── MATERIAL SHOWN

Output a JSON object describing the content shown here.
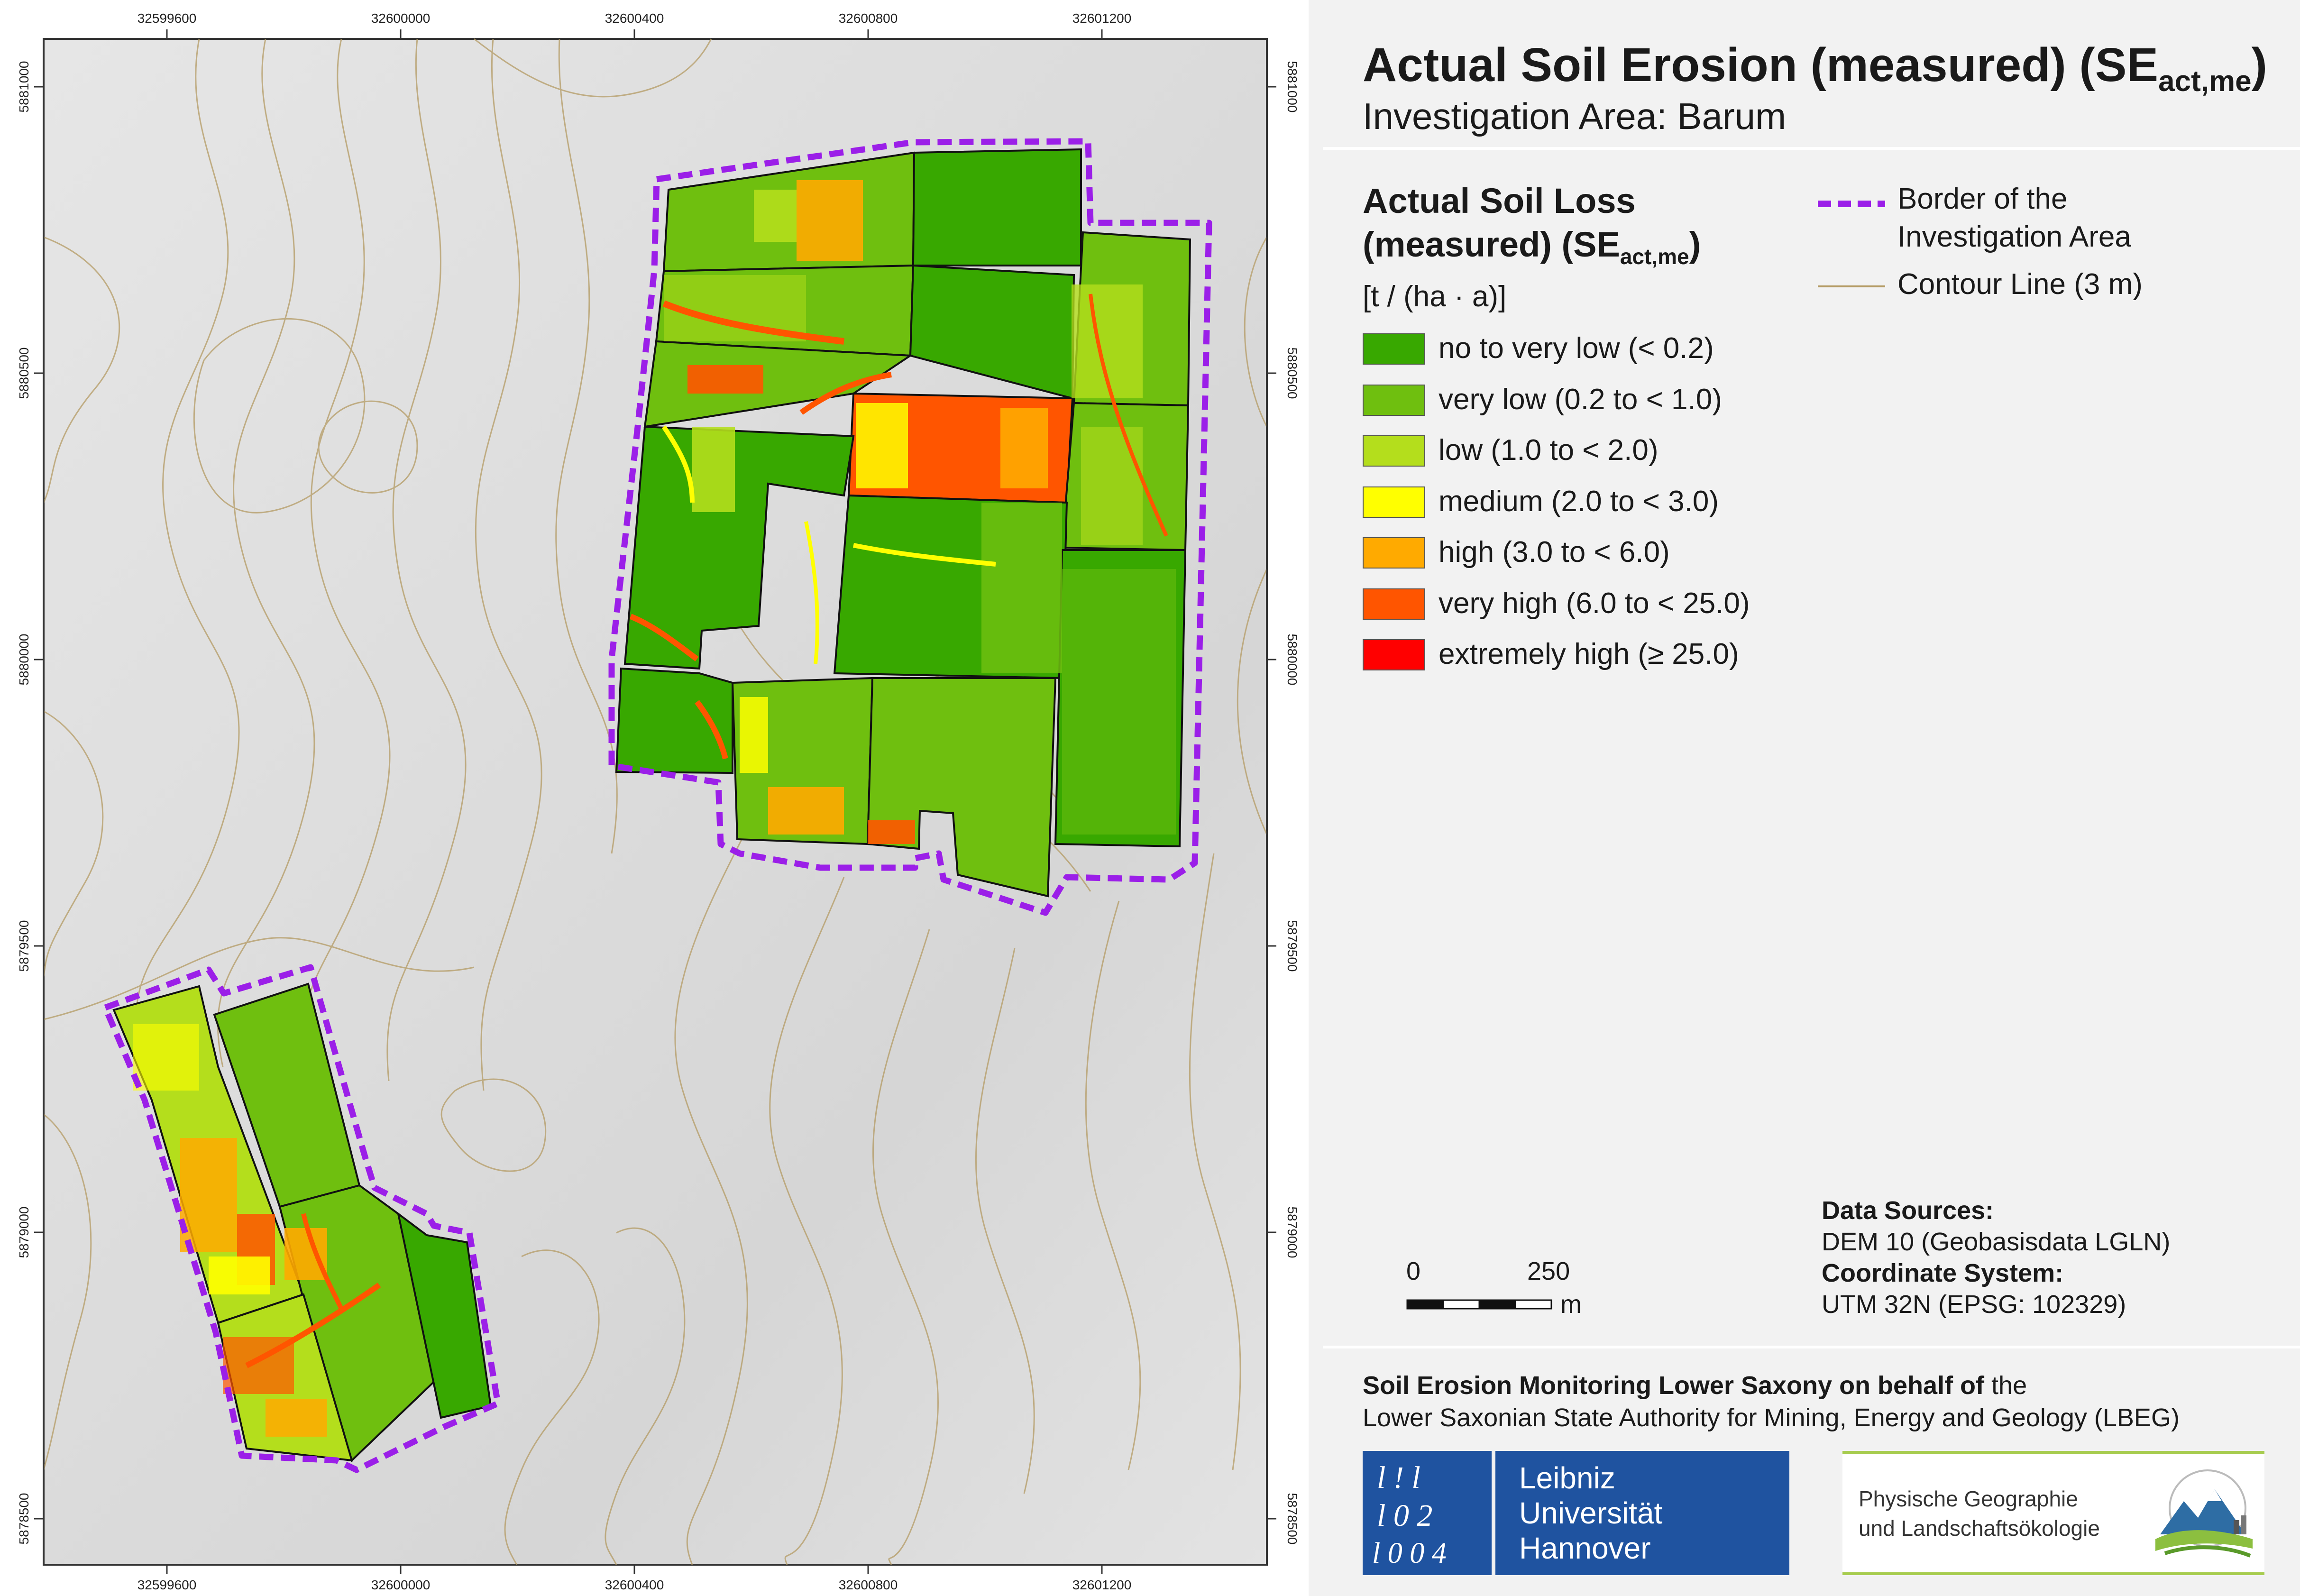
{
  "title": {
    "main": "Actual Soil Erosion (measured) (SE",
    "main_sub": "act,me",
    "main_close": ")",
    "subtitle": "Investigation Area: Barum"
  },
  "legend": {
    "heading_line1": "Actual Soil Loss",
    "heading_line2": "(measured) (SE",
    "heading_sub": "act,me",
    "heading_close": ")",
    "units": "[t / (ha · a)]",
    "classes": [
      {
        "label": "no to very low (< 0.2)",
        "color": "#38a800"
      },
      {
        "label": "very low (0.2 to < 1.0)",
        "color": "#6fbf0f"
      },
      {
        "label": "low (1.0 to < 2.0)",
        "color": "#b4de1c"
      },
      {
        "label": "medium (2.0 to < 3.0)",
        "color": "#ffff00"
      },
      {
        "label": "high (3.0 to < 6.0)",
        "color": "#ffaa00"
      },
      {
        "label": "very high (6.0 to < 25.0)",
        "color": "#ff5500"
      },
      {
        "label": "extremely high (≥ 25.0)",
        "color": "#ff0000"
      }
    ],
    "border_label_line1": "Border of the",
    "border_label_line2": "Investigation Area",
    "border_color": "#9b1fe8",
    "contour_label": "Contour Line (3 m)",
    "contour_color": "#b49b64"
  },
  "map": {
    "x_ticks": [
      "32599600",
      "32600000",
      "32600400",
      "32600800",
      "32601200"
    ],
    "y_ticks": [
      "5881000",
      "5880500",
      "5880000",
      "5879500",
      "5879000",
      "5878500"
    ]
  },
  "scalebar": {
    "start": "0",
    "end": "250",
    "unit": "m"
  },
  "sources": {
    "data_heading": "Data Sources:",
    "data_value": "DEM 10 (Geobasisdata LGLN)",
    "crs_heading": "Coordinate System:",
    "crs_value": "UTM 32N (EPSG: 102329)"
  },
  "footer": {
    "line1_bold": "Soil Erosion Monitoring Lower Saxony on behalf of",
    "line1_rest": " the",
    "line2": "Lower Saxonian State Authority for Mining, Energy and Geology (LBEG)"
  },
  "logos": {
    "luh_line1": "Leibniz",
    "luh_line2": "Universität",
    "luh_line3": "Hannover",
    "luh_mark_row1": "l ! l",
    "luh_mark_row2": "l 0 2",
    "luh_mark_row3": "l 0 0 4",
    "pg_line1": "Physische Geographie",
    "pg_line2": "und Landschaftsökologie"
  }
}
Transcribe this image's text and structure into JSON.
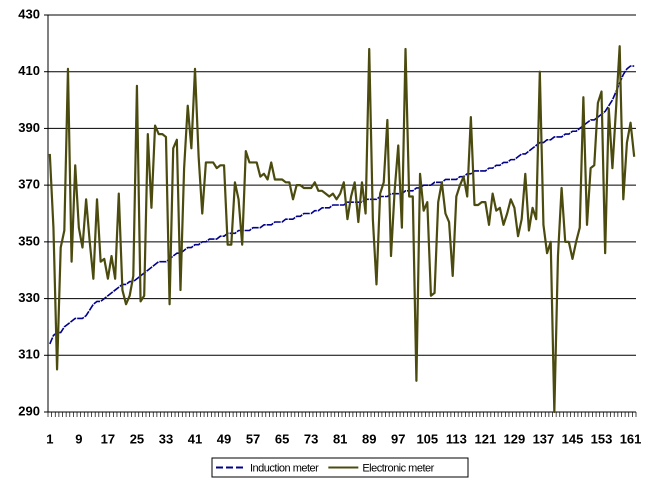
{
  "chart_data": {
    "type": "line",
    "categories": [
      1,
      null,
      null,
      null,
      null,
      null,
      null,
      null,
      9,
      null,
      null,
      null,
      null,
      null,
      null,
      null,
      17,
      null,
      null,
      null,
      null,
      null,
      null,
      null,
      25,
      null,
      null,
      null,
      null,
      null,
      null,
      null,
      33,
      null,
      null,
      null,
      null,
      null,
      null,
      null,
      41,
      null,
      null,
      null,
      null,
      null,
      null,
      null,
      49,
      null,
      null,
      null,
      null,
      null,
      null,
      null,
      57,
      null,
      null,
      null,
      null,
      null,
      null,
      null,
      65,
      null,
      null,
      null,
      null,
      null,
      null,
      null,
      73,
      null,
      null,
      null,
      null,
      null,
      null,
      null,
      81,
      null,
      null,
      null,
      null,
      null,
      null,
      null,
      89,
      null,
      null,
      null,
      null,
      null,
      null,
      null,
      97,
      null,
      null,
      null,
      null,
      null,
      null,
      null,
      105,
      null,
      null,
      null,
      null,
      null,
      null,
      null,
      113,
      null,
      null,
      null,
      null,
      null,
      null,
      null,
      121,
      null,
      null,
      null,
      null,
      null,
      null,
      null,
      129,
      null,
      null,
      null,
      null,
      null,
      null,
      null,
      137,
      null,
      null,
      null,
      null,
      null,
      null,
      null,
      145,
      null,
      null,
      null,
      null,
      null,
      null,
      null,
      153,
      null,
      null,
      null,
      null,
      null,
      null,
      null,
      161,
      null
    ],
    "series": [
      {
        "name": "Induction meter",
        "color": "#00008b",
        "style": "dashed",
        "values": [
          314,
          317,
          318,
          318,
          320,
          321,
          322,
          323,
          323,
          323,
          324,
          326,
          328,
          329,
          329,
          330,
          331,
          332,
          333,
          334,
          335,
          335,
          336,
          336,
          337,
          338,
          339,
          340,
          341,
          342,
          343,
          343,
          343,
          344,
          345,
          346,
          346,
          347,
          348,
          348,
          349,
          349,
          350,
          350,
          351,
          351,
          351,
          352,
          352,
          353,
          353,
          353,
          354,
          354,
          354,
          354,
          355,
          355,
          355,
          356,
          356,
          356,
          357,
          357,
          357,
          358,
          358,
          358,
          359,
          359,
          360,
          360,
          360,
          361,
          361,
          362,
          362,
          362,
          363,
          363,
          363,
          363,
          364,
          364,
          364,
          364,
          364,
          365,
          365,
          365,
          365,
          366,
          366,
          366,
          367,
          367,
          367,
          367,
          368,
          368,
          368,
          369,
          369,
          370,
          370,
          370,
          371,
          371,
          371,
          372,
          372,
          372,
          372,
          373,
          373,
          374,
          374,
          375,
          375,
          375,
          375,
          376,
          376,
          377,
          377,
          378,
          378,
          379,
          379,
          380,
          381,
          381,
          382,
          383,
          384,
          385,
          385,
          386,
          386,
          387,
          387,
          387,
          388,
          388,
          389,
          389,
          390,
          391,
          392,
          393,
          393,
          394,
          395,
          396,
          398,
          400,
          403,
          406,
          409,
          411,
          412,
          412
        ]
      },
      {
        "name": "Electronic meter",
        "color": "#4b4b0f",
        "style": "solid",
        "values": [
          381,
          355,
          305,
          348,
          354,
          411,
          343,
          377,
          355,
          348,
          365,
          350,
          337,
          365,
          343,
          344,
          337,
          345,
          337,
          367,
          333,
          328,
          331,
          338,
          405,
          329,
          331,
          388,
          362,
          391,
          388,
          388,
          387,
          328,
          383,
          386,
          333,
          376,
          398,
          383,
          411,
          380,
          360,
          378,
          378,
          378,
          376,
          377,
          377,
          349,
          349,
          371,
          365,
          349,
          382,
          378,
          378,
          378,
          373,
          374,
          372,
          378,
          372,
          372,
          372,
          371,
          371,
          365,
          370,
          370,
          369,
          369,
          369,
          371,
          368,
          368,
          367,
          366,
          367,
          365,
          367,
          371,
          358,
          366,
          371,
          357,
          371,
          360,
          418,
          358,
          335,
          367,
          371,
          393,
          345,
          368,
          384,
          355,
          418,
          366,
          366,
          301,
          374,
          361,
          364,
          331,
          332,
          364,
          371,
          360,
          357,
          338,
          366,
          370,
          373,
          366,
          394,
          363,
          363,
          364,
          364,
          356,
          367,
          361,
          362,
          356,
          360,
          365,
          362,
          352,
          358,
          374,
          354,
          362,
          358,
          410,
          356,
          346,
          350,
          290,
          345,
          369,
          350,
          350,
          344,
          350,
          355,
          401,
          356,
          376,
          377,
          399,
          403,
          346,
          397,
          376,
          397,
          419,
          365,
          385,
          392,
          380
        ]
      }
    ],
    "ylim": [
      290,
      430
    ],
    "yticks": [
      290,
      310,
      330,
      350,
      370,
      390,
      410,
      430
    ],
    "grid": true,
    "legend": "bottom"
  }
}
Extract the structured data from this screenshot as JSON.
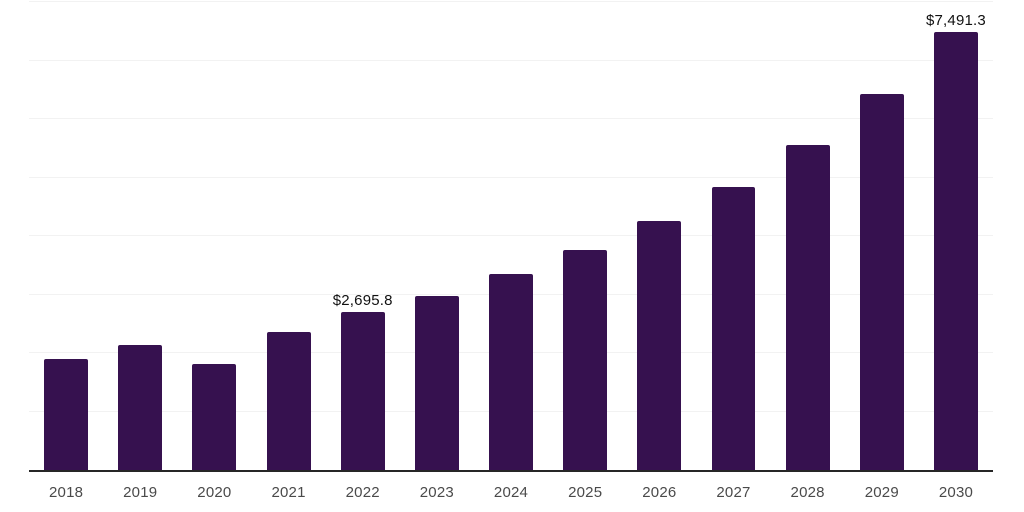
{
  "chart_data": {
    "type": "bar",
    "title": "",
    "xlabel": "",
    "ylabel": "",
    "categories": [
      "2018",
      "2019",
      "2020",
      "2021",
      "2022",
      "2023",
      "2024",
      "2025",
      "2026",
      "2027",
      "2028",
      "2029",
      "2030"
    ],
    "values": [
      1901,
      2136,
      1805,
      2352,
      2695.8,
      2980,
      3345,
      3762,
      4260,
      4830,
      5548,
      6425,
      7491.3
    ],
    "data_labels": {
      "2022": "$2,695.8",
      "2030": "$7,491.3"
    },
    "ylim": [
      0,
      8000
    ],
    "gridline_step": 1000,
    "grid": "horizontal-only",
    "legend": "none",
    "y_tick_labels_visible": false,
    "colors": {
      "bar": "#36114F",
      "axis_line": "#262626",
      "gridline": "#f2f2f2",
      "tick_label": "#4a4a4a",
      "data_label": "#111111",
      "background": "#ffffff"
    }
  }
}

────

● **WHAT IS ASKED**
Only the count is wanted: report how many lines of the material above hold the word "meter".

● **THE RESPONSE**
2